* START *

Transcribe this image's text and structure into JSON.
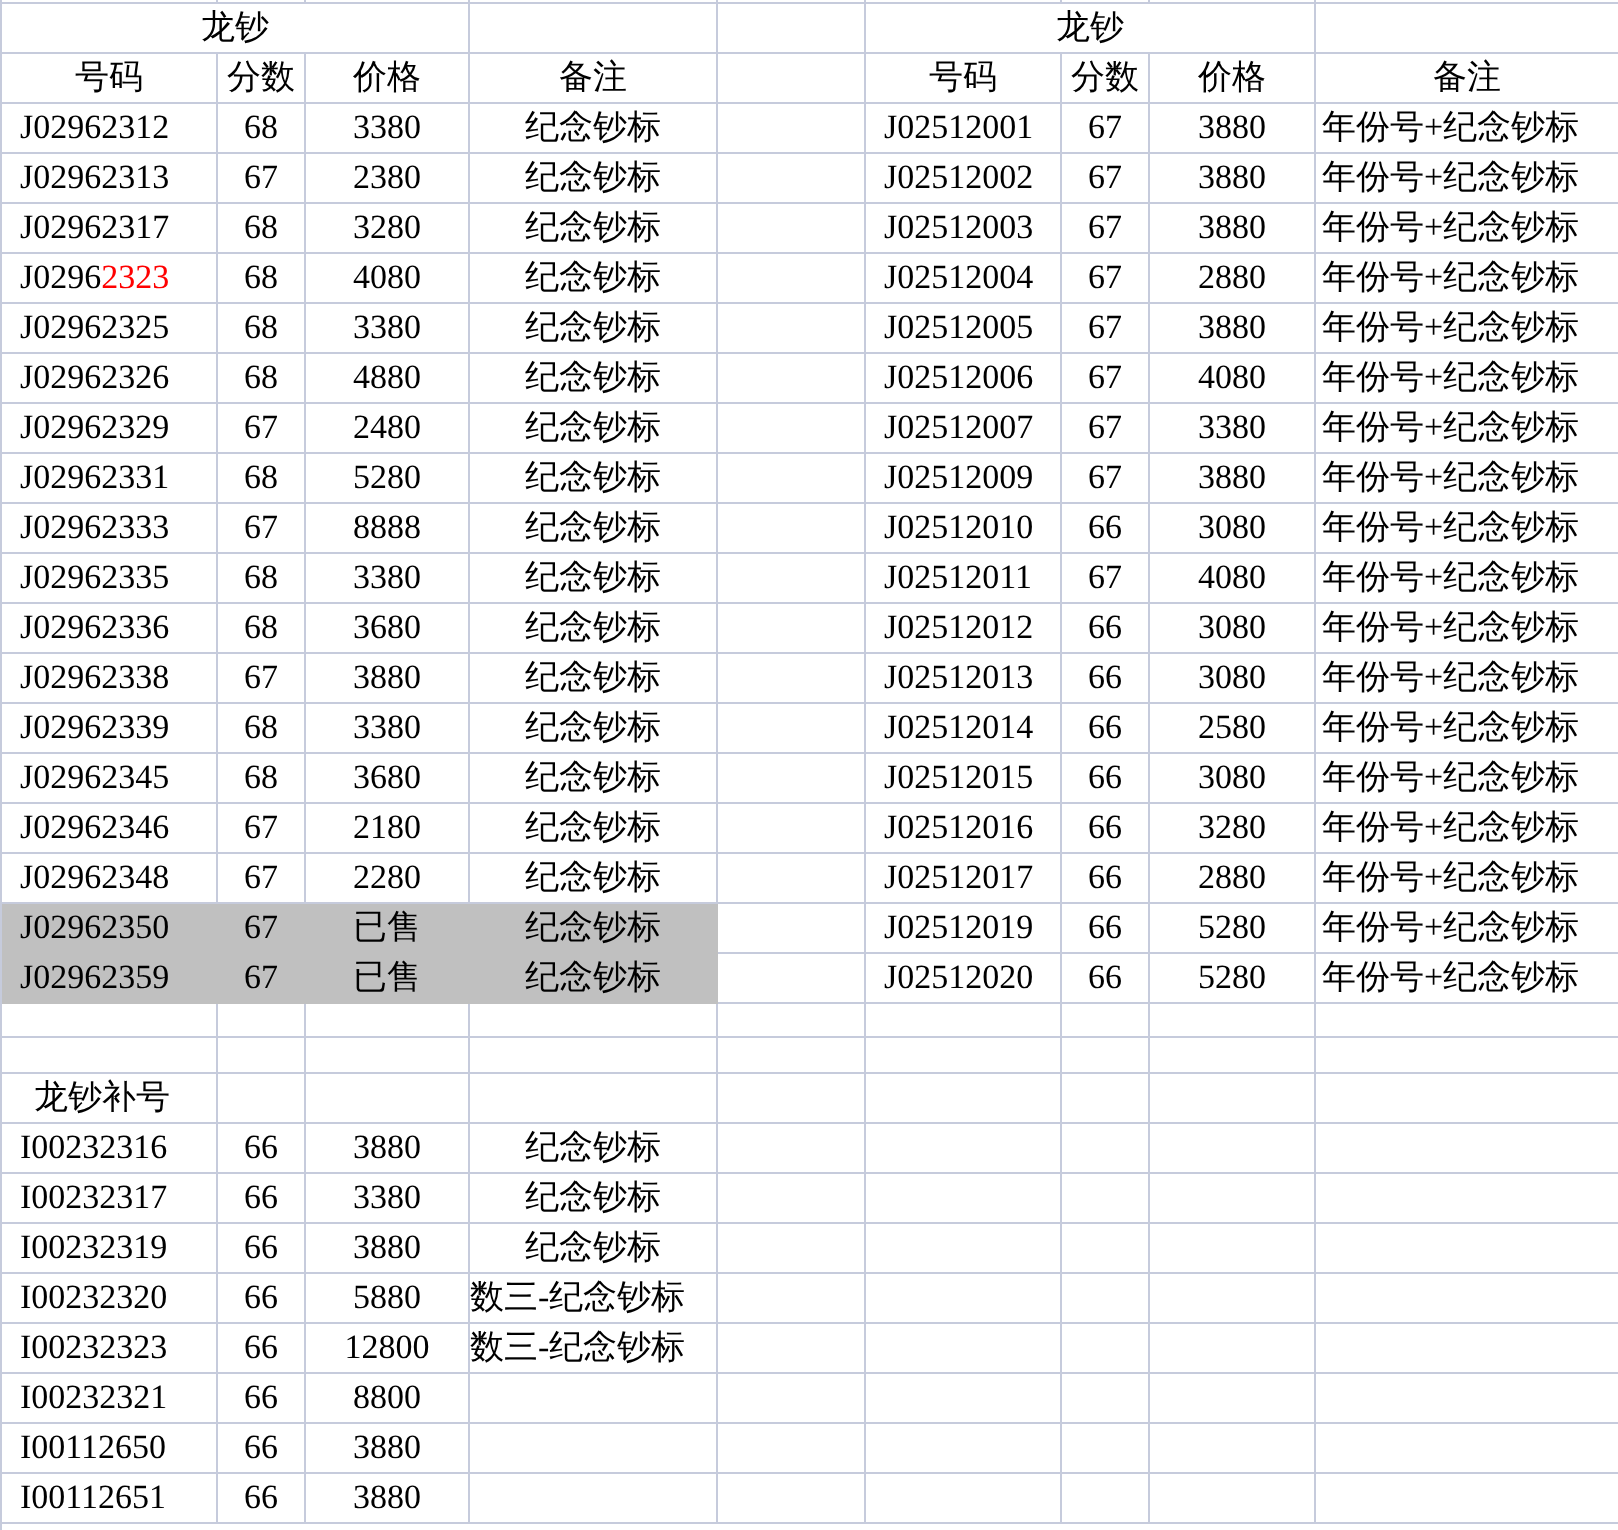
{
  "left_table": {
    "title": "龙钞",
    "columns": [
      "号码",
      "分数",
      "价格",
      "备注"
    ],
    "rows": [
      {
        "code": "J02962312",
        "score": "68",
        "price": "3380",
        "note": "纪念钞标",
        "sold": false
      },
      {
        "code": "J02962313",
        "score": "67",
        "price": "2380",
        "note": "纪念钞标",
        "sold": false
      },
      {
        "code": "J02962317",
        "score": "68",
        "price": "3280",
        "note": "纪念钞标",
        "sold": false
      },
      {
        "code_segments": [
          {
            "text": "J0296",
            "red": false
          },
          {
            "text": "2323",
            "red": true
          }
        ],
        "score": "68",
        "price": "4080",
        "note": "纪念钞标",
        "sold": false
      },
      {
        "code": "J02962325",
        "score": "68",
        "price": "3380",
        "note": "纪念钞标",
        "sold": false
      },
      {
        "code": "J02962326",
        "score": "68",
        "price": "4880",
        "note": "纪念钞标",
        "sold": false
      },
      {
        "code": "J02962329",
        "score": "67",
        "price": "2480",
        "note": "纪念钞标",
        "sold": false
      },
      {
        "code": "J02962331",
        "score": "68",
        "price": "5280",
        "note": "纪念钞标",
        "sold": false
      },
      {
        "code": "J02962333",
        "score": "67",
        "price": "8888",
        "note": "纪念钞标",
        "sold": false
      },
      {
        "code": "J02962335",
        "score": "68",
        "price": "3380",
        "note": "纪念钞标",
        "sold": false
      },
      {
        "code": "J02962336",
        "score": "68",
        "price": "3680",
        "note": "纪念钞标",
        "sold": false
      },
      {
        "code": "J02962338",
        "score": "67",
        "price": "3880",
        "note": "纪念钞标",
        "sold": false
      },
      {
        "code": "J02962339",
        "score": "68",
        "price": "3380",
        "note": "纪念钞标",
        "sold": false
      },
      {
        "code": "J02962345",
        "score": "68",
        "price": "3680",
        "note": "纪念钞标",
        "sold": false
      },
      {
        "code": "J02962346",
        "score": "67",
        "price": "2180",
        "note": "纪念钞标",
        "sold": false
      },
      {
        "code": "J02962348",
        "score": "67",
        "price": "2280",
        "note": "纪念钞标",
        "sold": false
      },
      {
        "code": "J02962350",
        "score": "67",
        "price": "已售",
        "note": "纪念钞标",
        "sold": true
      },
      {
        "code": "J02962359",
        "score": "67",
        "price": "已售",
        "note": "纪念钞标",
        "sold": true
      }
    ]
  },
  "right_table": {
    "title": "龙钞",
    "columns": [
      "号码",
      "分数",
      "价格",
      "备注"
    ],
    "rows": [
      {
        "code": "J02512001",
        "score": "67",
        "price": "3880",
        "note": "年份号+纪念钞标"
      },
      {
        "code": "J02512002",
        "score": "67",
        "price": "3880",
        "note": "年份号+纪念钞标"
      },
      {
        "code": "J02512003",
        "score": "67",
        "price": "3880",
        "note": "年份号+纪念钞标"
      },
      {
        "code": "J02512004",
        "score": "67",
        "price": "2880",
        "note": "年份号+纪念钞标"
      },
      {
        "code": "J02512005",
        "score": "67",
        "price": "3880",
        "note": "年份号+纪念钞标"
      },
      {
        "code": "J02512006",
        "score": "67",
        "price": "4080",
        "note": "年份号+纪念钞标"
      },
      {
        "code": "J02512007",
        "score": "67",
        "price": "3380",
        "note": "年份号+纪念钞标"
      },
      {
        "code": "J02512009",
        "score": "67",
        "price": "3880",
        "note": "年份号+纪念钞标"
      },
      {
        "code": "J02512010",
        "score": "66",
        "price": "3080",
        "note": "年份号+纪念钞标"
      },
      {
        "code": "J02512011",
        "score": "67",
        "price": "4080",
        "note": "年份号+纪念钞标"
      },
      {
        "code": "J02512012",
        "score": "66",
        "price": "3080",
        "note": "年份号+纪念钞标"
      },
      {
        "code": "J02512013",
        "score": "66",
        "price": "3080",
        "note": "年份号+纪念钞标"
      },
      {
        "code": "J02512014",
        "score": "66",
        "price": "2580",
        "note": "年份号+纪念钞标"
      },
      {
        "code": "J02512015",
        "score": "66",
        "price": "3080",
        "note": "年份号+纪念钞标"
      },
      {
        "code": "J02512016",
        "score": "66",
        "price": "3280",
        "note": "年份号+纪念钞标"
      },
      {
        "code": "J02512017",
        "score": "66",
        "price": "2880",
        "note": "年份号+纪念钞标"
      },
      {
        "code": "J02512019",
        "score": "66",
        "price": "5280",
        "note": "年份号+纪念钞标"
      },
      {
        "code": "J02512020",
        "score": "66",
        "price": "5280",
        "note": "年份号+纪念钞标"
      }
    ]
  },
  "supplement": {
    "title": "龙钞补号",
    "rows": [
      {
        "code": "I00232316",
        "score": "66",
        "price": "3880",
        "note": "纪念钞标"
      },
      {
        "code": "I00232317",
        "score": "66",
        "price": "3380",
        "note": "纪念钞标"
      },
      {
        "code": "I00232319",
        "score": "66",
        "price": "3880",
        "note": "纪念钞标"
      },
      {
        "code": "I00232320",
        "score": "66",
        "price": "5880",
        "note": "数三-纪念钞标"
      },
      {
        "code": "I00232323",
        "score": "66",
        "price": "12800",
        "note": "数三-纪念钞标"
      },
      {
        "code": "I00232321",
        "score": "66",
        "price": "8800"
      },
      {
        "code": "I00112650",
        "score": "66",
        "price": "3880"
      },
      {
        "code": "I00112651",
        "score": "66",
        "price": "3880"
      }
    ]
  }
}
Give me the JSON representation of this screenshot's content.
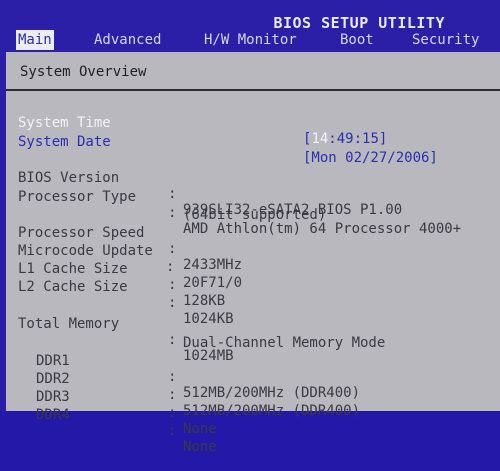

* END *

• [WHAT YOU SHOULD DO]: Every line containing the string "this" must be listed.

• [SOLUTION]:
Transcribe this image's text and structure into JSON.
Give me the JSON representation of this screenshot's content.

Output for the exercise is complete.